Exercise requirements — Can you render the entries below as a JSON list of strings, one string per line with blank lines left out, starting from the very first line of the entries and going on through the line with "button[interactable]: Day 1: [723, 356, 820, 461]", both included?
# start of Data shown
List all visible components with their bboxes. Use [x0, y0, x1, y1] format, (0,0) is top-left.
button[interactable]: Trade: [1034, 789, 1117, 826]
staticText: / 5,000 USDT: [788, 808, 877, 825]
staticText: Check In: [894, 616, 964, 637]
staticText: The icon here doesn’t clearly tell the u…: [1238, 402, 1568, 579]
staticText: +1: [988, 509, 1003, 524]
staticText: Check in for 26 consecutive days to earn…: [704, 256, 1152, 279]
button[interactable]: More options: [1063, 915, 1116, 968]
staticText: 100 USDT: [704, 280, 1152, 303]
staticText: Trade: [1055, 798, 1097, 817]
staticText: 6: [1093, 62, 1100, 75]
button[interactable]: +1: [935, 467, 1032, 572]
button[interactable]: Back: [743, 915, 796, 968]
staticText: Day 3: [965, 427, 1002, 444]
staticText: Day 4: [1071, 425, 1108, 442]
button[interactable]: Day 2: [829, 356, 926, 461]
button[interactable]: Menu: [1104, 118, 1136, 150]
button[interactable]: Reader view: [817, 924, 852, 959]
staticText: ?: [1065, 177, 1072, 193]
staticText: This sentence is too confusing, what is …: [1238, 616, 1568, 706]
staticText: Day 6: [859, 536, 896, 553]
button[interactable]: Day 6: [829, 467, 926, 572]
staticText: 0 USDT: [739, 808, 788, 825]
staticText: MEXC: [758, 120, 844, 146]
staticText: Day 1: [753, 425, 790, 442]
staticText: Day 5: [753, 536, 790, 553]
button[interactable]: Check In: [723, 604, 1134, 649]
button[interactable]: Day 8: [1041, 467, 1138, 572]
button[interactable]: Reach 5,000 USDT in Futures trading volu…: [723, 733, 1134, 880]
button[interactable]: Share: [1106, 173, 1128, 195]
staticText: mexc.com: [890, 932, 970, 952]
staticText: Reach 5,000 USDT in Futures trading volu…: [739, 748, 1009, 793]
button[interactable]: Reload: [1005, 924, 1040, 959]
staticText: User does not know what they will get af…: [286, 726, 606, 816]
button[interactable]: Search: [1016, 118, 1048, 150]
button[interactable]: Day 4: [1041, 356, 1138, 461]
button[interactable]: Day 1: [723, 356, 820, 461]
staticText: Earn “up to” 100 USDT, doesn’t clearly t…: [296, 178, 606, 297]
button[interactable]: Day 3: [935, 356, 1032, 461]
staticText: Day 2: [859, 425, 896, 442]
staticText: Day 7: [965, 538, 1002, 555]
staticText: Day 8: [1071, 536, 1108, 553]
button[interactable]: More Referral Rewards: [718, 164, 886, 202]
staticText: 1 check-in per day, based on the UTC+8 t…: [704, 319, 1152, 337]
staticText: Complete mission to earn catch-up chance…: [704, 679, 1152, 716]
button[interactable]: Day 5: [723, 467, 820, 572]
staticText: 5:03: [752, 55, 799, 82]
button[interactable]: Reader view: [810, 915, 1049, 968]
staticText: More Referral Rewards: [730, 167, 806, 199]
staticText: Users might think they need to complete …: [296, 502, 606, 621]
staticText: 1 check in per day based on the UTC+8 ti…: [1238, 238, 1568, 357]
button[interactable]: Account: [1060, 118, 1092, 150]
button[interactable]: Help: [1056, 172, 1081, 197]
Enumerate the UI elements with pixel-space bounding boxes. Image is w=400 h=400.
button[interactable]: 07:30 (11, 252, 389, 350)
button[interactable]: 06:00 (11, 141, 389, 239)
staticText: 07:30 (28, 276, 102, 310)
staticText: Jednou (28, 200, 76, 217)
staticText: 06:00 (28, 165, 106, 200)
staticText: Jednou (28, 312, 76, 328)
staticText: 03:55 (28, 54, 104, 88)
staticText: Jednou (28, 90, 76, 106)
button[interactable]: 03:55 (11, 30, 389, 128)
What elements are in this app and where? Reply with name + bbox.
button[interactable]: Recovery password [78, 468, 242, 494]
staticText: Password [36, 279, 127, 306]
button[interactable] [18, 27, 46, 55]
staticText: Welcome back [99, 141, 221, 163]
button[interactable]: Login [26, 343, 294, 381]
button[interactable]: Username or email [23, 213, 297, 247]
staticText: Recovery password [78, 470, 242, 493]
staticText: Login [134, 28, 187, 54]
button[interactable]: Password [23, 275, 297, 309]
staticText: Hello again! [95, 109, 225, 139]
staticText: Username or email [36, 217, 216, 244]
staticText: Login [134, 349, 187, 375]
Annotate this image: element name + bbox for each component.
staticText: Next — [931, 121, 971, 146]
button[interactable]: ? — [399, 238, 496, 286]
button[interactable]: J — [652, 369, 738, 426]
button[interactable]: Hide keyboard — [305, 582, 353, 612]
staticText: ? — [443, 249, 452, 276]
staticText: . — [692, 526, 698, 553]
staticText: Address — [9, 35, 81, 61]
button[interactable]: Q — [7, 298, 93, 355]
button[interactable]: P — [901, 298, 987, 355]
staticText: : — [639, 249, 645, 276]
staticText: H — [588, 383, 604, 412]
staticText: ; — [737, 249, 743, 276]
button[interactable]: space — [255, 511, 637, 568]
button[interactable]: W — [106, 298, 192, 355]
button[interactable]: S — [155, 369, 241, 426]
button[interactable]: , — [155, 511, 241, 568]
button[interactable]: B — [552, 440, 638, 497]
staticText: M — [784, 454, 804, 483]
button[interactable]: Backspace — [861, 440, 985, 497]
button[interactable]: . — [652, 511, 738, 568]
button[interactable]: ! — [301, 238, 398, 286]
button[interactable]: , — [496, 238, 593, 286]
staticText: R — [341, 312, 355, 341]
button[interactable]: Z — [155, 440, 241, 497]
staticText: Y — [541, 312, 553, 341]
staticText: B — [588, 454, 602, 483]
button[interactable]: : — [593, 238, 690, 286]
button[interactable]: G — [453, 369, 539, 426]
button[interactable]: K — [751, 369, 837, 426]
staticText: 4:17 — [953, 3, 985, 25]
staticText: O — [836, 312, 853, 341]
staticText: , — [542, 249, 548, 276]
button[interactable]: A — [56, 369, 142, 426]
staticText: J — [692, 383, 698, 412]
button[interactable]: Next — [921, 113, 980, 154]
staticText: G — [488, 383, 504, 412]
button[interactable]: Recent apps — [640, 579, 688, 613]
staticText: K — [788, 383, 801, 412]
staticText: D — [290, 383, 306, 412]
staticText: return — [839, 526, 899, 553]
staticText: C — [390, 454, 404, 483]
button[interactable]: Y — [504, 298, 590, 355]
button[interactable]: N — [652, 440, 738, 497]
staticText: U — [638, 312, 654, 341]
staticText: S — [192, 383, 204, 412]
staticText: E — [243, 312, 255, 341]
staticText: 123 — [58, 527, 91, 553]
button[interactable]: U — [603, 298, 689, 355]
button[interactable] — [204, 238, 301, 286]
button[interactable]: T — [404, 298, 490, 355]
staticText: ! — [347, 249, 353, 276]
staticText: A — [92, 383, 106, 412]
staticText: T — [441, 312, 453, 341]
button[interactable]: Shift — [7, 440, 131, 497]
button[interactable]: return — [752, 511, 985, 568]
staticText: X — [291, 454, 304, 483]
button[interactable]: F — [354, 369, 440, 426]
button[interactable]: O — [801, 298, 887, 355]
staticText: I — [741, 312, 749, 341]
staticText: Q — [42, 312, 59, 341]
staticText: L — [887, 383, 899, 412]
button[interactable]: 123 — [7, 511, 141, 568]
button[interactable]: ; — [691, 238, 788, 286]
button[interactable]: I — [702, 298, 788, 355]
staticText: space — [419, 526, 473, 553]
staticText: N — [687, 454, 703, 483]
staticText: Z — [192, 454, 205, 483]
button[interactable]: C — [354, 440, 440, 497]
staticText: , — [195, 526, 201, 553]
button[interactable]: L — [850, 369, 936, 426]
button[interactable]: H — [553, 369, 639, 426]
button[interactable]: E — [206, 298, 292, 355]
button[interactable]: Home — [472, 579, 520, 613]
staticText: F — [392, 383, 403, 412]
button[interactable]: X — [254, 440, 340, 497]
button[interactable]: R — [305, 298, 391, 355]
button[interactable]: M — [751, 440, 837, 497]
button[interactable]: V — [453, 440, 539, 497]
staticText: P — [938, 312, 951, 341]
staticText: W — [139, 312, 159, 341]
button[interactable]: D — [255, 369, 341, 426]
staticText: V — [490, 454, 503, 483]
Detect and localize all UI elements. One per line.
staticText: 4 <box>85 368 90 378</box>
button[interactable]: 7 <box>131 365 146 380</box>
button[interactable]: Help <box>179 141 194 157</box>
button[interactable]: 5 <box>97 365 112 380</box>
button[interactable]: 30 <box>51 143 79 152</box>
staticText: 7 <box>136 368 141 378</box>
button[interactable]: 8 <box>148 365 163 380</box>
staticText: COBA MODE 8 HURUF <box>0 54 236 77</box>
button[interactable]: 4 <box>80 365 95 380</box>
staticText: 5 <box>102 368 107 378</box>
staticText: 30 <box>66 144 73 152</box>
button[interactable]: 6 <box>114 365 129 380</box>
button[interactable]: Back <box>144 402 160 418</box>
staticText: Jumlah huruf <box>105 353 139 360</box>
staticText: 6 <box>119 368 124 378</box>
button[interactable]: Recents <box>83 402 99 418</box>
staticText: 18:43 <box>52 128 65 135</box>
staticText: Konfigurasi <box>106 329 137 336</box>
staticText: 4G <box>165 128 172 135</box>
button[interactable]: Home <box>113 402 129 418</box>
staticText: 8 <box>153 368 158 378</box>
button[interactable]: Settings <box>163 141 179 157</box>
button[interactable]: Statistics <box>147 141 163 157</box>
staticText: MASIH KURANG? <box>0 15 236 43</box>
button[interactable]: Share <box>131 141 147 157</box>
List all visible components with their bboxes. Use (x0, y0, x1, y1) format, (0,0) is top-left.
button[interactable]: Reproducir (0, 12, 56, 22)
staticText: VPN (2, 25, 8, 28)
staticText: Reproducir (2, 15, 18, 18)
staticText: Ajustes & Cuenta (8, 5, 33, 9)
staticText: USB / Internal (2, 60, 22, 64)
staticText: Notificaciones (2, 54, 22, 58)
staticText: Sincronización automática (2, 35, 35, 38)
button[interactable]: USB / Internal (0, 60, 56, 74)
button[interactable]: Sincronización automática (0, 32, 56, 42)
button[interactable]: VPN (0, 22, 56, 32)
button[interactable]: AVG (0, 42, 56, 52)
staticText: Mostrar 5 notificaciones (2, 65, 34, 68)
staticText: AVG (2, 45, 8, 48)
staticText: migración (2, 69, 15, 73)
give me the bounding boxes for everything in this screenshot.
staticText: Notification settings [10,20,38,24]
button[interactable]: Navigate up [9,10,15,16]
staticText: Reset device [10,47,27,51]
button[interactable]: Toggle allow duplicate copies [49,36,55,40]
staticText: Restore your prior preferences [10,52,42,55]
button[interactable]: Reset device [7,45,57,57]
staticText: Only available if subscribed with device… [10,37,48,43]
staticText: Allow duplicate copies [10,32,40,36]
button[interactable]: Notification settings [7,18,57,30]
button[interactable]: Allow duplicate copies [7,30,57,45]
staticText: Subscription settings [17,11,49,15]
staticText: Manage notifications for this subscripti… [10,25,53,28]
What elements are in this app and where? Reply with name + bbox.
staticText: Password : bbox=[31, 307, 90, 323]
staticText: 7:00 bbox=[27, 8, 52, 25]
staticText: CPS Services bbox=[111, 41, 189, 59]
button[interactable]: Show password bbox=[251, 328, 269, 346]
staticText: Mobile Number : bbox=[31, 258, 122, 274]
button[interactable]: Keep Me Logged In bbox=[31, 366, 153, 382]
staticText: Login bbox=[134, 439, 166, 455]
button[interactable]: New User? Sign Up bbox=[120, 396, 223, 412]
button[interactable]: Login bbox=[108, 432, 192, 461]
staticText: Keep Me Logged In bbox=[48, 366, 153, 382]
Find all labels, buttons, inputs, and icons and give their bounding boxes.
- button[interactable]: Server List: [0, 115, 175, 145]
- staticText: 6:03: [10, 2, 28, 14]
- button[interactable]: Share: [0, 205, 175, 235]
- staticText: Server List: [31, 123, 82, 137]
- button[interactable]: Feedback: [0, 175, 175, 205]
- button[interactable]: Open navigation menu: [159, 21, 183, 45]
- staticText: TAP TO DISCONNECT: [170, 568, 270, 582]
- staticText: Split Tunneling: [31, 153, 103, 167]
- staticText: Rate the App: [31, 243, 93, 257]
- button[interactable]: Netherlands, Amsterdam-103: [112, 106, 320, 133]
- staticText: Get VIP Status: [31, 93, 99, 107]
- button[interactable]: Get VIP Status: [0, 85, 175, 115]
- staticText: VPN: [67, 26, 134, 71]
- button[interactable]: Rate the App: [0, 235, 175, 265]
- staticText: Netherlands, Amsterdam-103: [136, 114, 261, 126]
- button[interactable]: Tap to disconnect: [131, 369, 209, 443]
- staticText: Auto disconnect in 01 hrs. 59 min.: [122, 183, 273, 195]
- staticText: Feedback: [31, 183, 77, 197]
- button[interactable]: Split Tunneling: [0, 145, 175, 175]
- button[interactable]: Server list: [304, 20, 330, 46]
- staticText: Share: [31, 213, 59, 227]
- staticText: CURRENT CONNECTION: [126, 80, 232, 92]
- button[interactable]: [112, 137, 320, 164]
# end of Data shown
Written answer —
[
  "List all visible components with their bboxes. Use [x0, y0, x1, y1] format, (0,0) is top-left.",
  "button[interactable]: Trade: [1034, 789, 1117, 826]",
  "staticText: / 5,000 USDT: [788, 808, 877, 825]",
  "staticText: Check In: [894, 616, 964, 637]",
  "staticText: The icon here doesn’t clearly tell the u…: [1238, 402, 1568, 579]",
  "staticText: +1: [988, 509, 1003, 524]",
  "staticText: Check in for 26 consecutive days to earn…: [704, 256, 1152, 279]",
  "button[interactable]: More options: [1063, 915, 1116, 968]",
  "staticText: 100 USDT: [704, 280, 1152, 303]",
  "staticText: Trade: [1055, 798, 1097, 817]",
  "staticText: 6: [1093, 62, 1100, 75]",
  "button[interactable]: +1: [935, 467, 1032, 572]",
  "button[interactable]: Back: [743, 915, 796, 968]",
  "staticText: Day 3: [965, 427, 1002, 444]",
  "staticText: Day 4: [1071, 425, 1108, 442]",
  "button[interactable]: Day 2: [829, 356, 926, 461]",
  "button[interactable]: Menu: [1104, 118, 1136, 150]",
  "button[interactable]: Reader view: [817, 924, 852, 959]",
  "staticText: ?: [1065, 177, 1072, 193]",
  "staticText: This sentence is too confusing, what is …: [1238, 616, 1568, 706]",
  "staticText: Day 6: [859, 536, 896, 553]",
  "button[interactable]: Day 6: [829, 467, 926, 572]",
  "staticText: 0 USDT: [739, 808, 788, 825]",
  "staticText: MEXC: [758, 120, 844, 146]",
  "staticText: Day 1: [753, 425, 790, 442]",
  "staticText: Day 5: [753, 536, 790, 553]",
  "button[interactable]: Check In: [723, 604, 1134, 649]",
  "button[interactable]: Day 8: [1041, 467, 1138, 572]",
  "button[interactable]: Reach 5,000 USDT in Futures trading volu…: [723, 733, 1134, 880]",
  "button[interactable]: Share: [1106, 173, 1128, 195]",
  "staticText: mexc.com: [890, 932, 970, 952]",
  "staticText: Reach 5,000 USDT in Futures trading volu…: [739, 748, 1009, 793]",
  "button[interactable]: Reload: [1005, 924, 1040, 959]",
  "staticText: User does not know what they will get af…: [286, 726, 606, 816]",
  "button[interactable]: Search: [1016, 118, 1048, 150]",
  "button[interactable]: Day 4: [1041, 356, 1138, 461]",
  "button[interactable]: Day 1: [723, 356, 820, 461]"
]